- [SHORT PROBLEM] Your task is to copy every line of the entries that contains "this".

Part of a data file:

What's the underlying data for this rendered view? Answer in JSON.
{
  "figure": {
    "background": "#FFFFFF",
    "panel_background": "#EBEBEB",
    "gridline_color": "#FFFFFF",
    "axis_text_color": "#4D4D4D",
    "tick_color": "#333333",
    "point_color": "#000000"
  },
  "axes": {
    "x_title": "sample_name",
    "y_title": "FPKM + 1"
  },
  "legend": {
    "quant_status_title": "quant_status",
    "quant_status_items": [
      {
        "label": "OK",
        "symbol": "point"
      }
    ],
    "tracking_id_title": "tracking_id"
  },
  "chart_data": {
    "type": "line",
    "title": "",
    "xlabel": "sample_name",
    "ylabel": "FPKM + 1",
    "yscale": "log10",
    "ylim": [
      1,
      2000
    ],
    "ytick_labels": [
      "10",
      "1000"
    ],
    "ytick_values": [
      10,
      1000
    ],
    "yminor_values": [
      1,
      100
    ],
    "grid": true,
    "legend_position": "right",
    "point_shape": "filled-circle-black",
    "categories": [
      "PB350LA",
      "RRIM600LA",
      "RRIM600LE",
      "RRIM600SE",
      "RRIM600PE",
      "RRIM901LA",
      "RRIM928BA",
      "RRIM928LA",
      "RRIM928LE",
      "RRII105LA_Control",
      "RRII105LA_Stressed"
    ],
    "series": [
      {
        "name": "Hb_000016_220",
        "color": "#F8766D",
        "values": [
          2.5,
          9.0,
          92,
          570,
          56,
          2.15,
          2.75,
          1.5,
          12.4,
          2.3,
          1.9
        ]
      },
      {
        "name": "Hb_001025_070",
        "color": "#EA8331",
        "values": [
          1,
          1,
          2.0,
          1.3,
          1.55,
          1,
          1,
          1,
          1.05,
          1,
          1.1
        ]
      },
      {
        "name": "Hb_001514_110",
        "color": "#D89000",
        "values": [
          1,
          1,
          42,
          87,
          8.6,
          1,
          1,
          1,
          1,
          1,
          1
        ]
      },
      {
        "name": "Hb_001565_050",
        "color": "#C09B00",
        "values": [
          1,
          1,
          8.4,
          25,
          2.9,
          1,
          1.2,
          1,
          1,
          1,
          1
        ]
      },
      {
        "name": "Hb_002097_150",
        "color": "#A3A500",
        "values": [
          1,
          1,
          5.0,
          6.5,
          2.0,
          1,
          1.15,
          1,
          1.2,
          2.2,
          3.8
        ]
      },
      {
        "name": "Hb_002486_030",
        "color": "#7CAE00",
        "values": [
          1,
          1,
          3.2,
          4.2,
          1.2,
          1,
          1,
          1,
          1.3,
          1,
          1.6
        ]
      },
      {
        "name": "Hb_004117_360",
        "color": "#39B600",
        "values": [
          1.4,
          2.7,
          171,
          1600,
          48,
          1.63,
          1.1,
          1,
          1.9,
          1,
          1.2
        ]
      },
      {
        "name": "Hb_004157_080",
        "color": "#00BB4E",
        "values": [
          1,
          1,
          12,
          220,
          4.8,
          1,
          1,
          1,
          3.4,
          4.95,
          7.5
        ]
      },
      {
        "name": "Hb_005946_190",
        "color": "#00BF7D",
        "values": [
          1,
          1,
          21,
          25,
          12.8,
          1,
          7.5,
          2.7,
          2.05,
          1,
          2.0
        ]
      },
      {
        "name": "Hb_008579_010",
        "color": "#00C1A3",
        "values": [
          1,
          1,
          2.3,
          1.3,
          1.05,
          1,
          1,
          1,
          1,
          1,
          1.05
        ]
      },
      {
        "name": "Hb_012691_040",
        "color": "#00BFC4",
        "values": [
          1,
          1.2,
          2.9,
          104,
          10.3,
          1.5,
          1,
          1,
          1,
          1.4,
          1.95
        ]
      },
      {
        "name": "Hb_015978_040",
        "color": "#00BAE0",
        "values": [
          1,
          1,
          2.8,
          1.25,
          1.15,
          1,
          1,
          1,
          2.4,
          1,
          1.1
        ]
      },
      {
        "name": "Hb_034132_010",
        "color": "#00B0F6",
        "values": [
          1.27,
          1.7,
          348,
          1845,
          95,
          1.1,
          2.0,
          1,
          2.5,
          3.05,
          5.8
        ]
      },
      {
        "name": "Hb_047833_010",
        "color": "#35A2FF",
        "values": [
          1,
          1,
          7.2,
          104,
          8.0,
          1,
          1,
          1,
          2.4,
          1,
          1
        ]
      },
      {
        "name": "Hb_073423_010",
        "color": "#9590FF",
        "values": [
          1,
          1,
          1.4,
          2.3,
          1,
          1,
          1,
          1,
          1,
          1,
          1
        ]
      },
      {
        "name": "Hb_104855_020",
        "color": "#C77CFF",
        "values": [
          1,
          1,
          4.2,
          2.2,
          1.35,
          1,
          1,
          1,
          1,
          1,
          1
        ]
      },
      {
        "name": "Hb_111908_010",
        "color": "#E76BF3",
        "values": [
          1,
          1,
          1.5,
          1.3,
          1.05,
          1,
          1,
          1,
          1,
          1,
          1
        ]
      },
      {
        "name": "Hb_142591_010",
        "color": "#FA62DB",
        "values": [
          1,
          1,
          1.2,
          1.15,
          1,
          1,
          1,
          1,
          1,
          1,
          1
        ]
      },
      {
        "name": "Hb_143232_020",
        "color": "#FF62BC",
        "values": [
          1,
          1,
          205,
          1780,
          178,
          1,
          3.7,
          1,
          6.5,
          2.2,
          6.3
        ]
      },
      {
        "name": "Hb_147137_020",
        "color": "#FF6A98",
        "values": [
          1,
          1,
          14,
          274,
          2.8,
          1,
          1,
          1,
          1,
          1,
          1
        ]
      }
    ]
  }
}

==

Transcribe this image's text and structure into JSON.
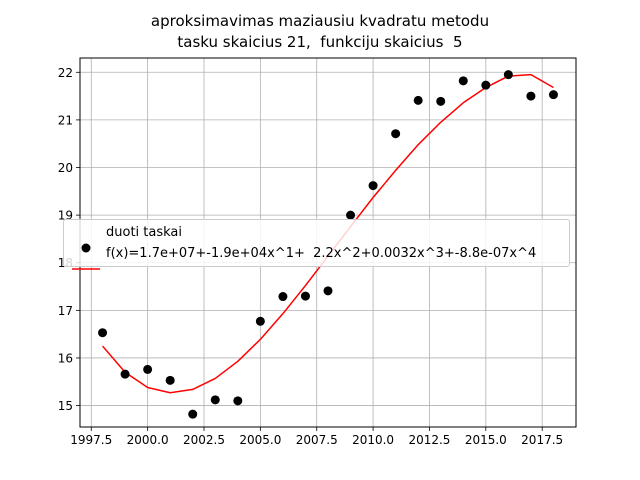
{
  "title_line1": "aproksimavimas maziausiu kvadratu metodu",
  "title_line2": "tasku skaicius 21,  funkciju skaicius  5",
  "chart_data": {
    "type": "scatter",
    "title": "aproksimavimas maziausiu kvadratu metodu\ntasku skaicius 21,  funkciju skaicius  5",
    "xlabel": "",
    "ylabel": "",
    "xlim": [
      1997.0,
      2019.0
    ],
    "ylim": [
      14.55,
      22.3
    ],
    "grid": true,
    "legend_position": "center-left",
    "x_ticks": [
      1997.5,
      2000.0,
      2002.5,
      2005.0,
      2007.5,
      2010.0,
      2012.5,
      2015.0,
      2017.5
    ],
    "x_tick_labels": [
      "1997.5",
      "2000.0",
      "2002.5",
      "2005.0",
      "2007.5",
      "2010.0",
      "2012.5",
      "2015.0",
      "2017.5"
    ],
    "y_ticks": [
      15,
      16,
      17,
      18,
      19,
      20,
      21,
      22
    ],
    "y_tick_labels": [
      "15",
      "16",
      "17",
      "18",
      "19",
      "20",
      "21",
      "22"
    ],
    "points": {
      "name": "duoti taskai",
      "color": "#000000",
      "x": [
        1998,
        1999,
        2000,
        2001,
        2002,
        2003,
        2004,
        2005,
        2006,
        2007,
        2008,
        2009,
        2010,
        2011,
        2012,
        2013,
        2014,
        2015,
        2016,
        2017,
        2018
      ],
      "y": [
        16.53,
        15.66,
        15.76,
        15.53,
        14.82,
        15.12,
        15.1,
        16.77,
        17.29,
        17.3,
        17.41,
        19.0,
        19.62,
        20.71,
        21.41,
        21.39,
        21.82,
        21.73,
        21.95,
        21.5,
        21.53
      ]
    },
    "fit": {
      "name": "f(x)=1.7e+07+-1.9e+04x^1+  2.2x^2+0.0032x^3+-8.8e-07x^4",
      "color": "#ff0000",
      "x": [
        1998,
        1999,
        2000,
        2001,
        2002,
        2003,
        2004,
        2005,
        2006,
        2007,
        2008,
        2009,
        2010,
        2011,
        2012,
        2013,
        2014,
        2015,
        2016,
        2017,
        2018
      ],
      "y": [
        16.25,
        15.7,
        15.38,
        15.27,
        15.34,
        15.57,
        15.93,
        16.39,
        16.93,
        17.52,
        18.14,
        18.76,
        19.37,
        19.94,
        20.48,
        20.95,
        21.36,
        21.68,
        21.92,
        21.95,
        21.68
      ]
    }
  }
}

- [EXERCISE RESULT]
What's the underlying data for this rendered view? Answer in JSON.
Transcribe this image's text and structure into JSON.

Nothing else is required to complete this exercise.